## STATED TASK
Go through the listing below and list every line with "from".

## SUPPLIED MATERIAL
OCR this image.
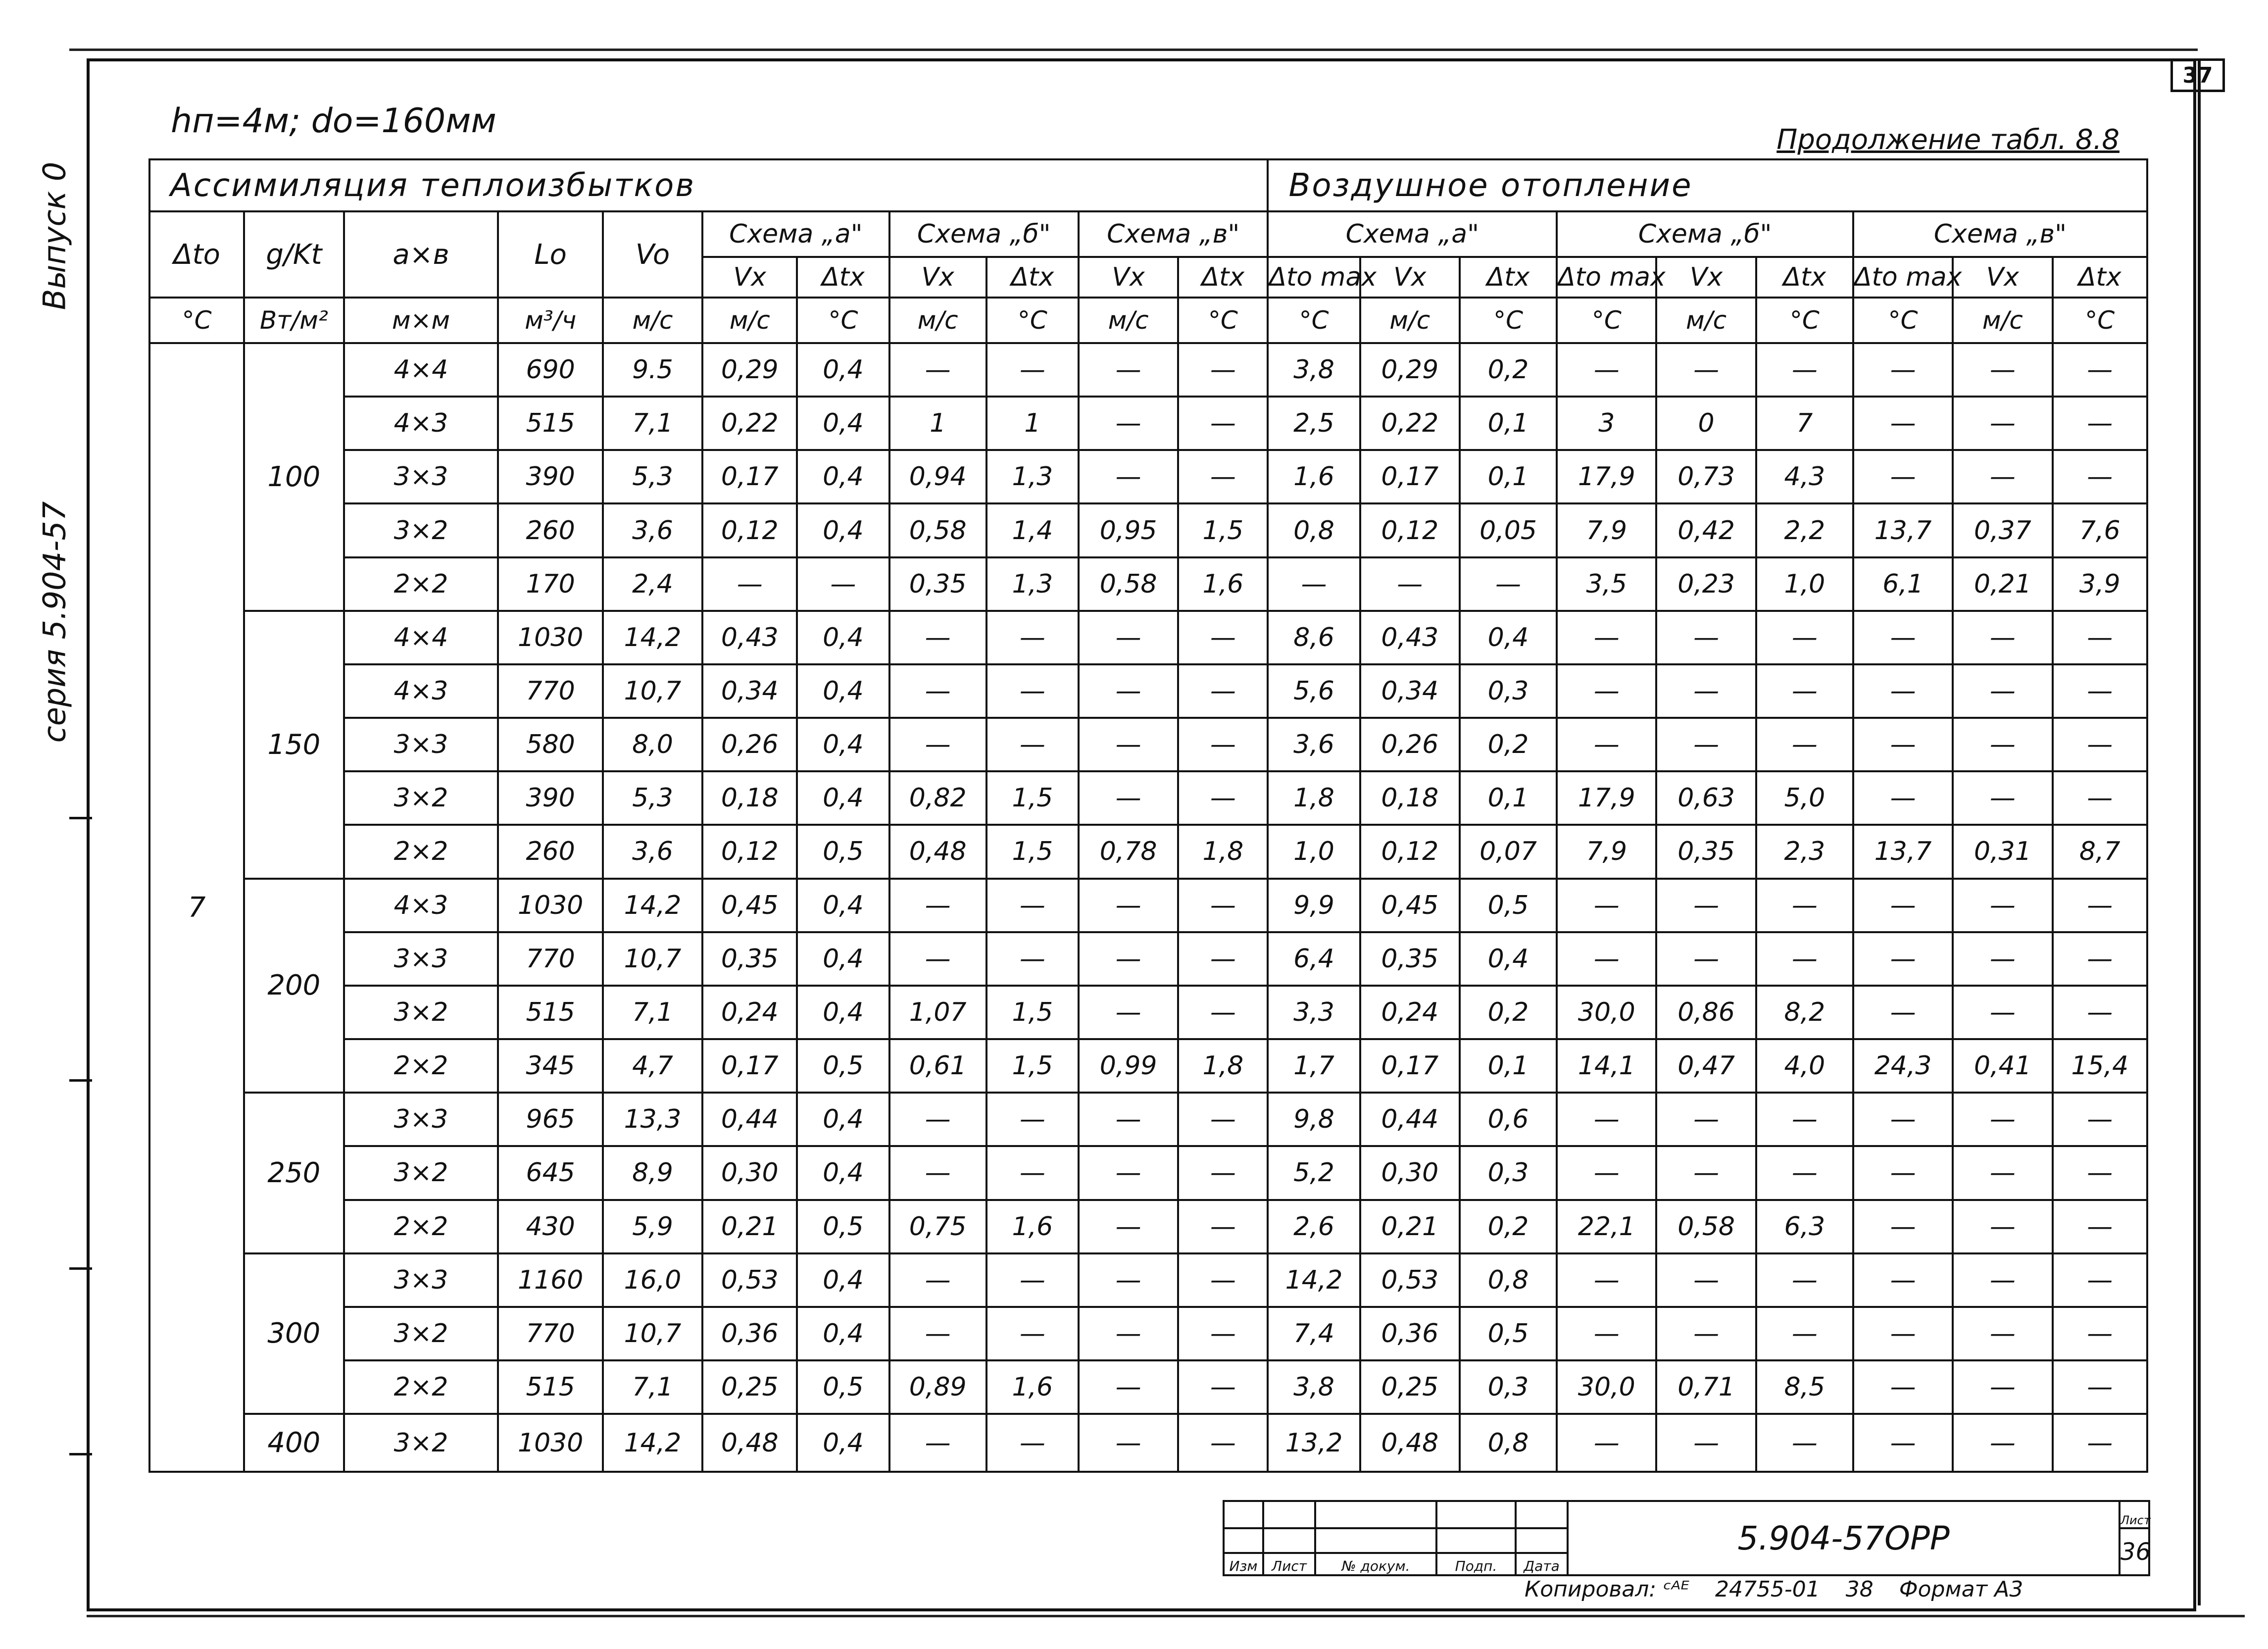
37
Выпуск 0
серия 5.904-57
hп=4м; dо=160мм	Продолжение табл. 8.8
Ассимиляция теплоизбытков											Воздушное отопление								
Δto	g/Kt	a×в	Lo	Vo	Схема „а"		Схема „б"		Схема „в"		Схема „а"			Схема „б"			Схема „в"		
					Vx	Δtx	Vx	Δtx	Vx	Δtx	Δto max	Vx	Δtx	Δto max	Vx	Δtx	Δto max	Vx	Δtx
°С	Вт/м²	м×м	м³/ч	м/с	м/с	°С	м/с	°С	м/с	°С	°С	м/с	°С	°С	м/с	°С	°С	м/с	°С
7	100	4×4	690	9.5	0,29	0,4	—	—	—	—	3,8	0,29	0,2	—	—	—	—	—	—
		4×3	515	7,1	0,22	0,4	1	1	—	—	2,5	0,22	0,1	3	0	7	—	—	—
		3×3	390	5,3	0,17	0,4	0,94	1,3	—	—	1,6	0,17	0,1	17,9	0,73	4,3	—	—	—
		3×2	260	3,6	0,12	0,4	0,58	1,4	0,95	1,5	0,8	0,12	0,05	7,9	0,42	2,2	13,7	0,37	7,6
		2×2	170	2,4	—	—	0,35	1,3	0,58	1,6	—	—	—	3,5	0,23	1,0	6,1	0,21	3,9
	150	4×4	1030	14,2	0,43	0,4	—	—	—	—	8,6	0,43	0,4	—	—	—	—	—	—
		4×3	770	10,7	0,34	0,4	—	—	—	—	5,6	0,34	0,3	—	—	—	—	—	—
		3×3	580	8,0	0,26	0,4	—	—	—	—	3,6	0,26	0,2	—	—	—	—	—	—
		3×2	390	5,3	0,18	0,4	0,82	1,5	—	—	1,8	0,18	0,1	17,9	0,63	5,0	—	—	—
		2×2	260	3,6	0,12	0,5	0,48	1,5	0,78	1,8	1,0	0,12	0,07	7,9	0,35	2,3	13,7	0,31	8,7
	200	4×3	1030	14,2	0,45	0,4	—	—	—	—	9,9	0,45	0,5	—	—	—	—	—	—
		3×3	770	10,7	0,35	0,4	—	—	—	—	6,4	0,35	0,4	—	—	—	—	—	—
		3×2	515	7,1	0,24	0,4	1,07	1,5	—	—	3,3	0,24	0,2	30,0	0,86	8,2	—	—	—
		2×2	345	4,7	0,17	0,5	0,61	1,5	0,99	1,8	1,7	0,17	0,1	14,1	0,47	4,0	24,3	0,41	15,4
	250	3×3	965	13,3	0,44	0,4	—	—	—	—	9,8	0,44	0,6	—	—	—	—	—	—
		3×2	645	8,9	0,30	0,4	—	—	—	—	5,2	0,30	0,3	—	—	—	—	—	—
		2×2	430	5,9	0,21	0,5	0,75	1,6	—	—	2,6	0,21	0,2	22,1	0,58	6,3	—	—	—
	300	3×3	1160	16,0	0,53	0,4	—	—	—	—	14,2	0,53	0,8	—	—	—	—	—	—
		3×2	770	10,7	0,36	0,4	—	—	—	—	7,4	0,36	0,5	—	—	—	—	—	—
		2×2	515	7,1	0,25	0,5	0,89	1,6	—	—	3,8	0,25	0,3	30,0	0,71	8,5	—	—	—
	400	3×2	1030	14,2	0,48	0,4	—	—	—	—	13,2	0,48	0,8	—	—	—	—	—	—
					5.904-57ОРР	Лист
						36
Изм	Лист	№ докум.	Подп.	Дата		
Копировал: ᶜᴬᴱ 24755-01 38 Формат А3
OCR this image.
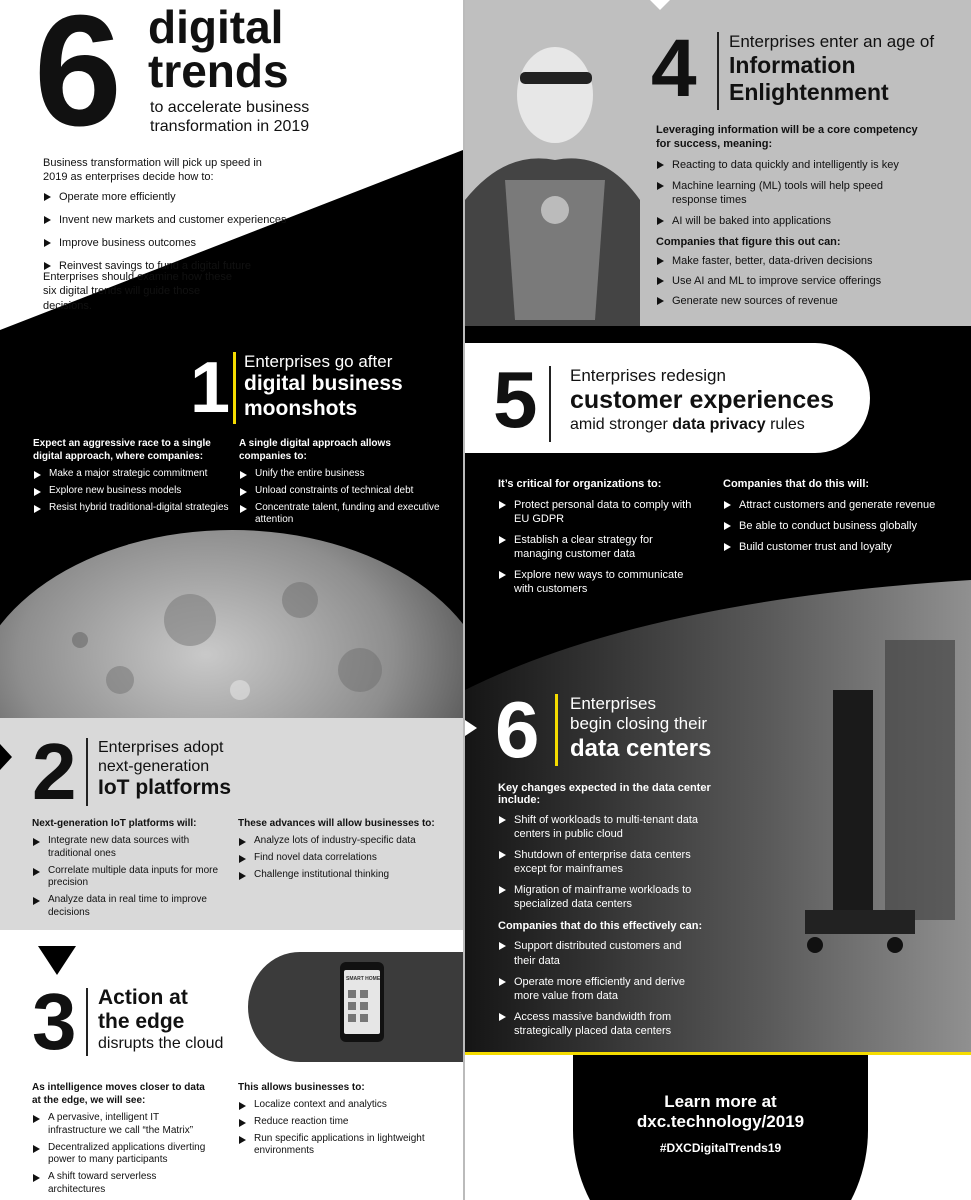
6 digital
trends
to accelerate business
transformation in 2019
Business transformation will pick up speed in 2019 as enterprises decide how to:
Operate more efficiently
Invent new markets and customer experiences
Improve business outcomes
Reinvest savings to fund a digital future
Enterprises should examine how these six digital trends will guide those decisions.
1 Enterprises go after
digital business
moonshots
Expect an aggressive race to a single digital approach, where companies:
Make a major strategic commitment
Explore new business models
Resist hybrid traditional-digital strategies
A single digital approach allows companies to:
Unify the entire business
Unload constraints of technical debt
Concentrate talent, funding and executive attention
2 Enterprises adopt
next-generation
IoT platforms
Next-generation IoT platforms will:
Integrate new data sources with traditional ones
Correlate multiple data inputs for more precision
Analyze data in real time to improve decisions
These advances will allow businesses to:
Analyze lots of industry-specific data
Find novel data correlations
Challenge institutional thinking
3 Action at
the edge
disrupts the cloud
As intelligence moves closer to data at the edge, we will see:
A pervasive, intelligent IT infrastructure we call “the Matrix”
Decentralized applications diverting power to many participants
A shift toward serverless architectures
This allows businesses to:
Localize context and analytics
Reduce reaction time
Run specific applications in lightweight environments
SMART HOME
4 Enterprises enter an age of
Information
Enlightenment
Leveraging information will be a core competency for success, meaning:
Reacting to data quickly and intelligently is key
Machine learning (ML) tools will help speed response times
AI will be baked into applications
Companies that figure this out can:
Make faster, better, data-driven decisions
Use AI and ML to improve service offerings
Generate new sources of revenue
5 Enterprises redesign
customer experiences
amid stronger data privacy rules
It’s critical for organizations to:
Protect personal data to comply with EU GDPR
Establish a clear strategy for managing customer data
Explore new ways to communicate with customers
Companies that do this will:
Attract customers and generate revenue
Be able to conduct business globally
Build customer trust and loyalty
6 Enterprises
begin closing their
data centers
Key changes expected in the data center include:
Shift of workloads to multi-tenant data centers in public cloud
Shutdown of enterprise data centers except for mainframes
Migration of mainframe workloads to specialized data centers
Companies that do this effectively can:
Support distributed customers and their data
Operate more efficiently and derive more value from data
Access massive bandwidth from strategically placed data centers
Learn more at
dxc.technology/2019
#DXCDigitalTrends19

## COMPLETED TASK
Operate more efficiently and derive more value from data
Access massive bandwidth from strategically placed data centers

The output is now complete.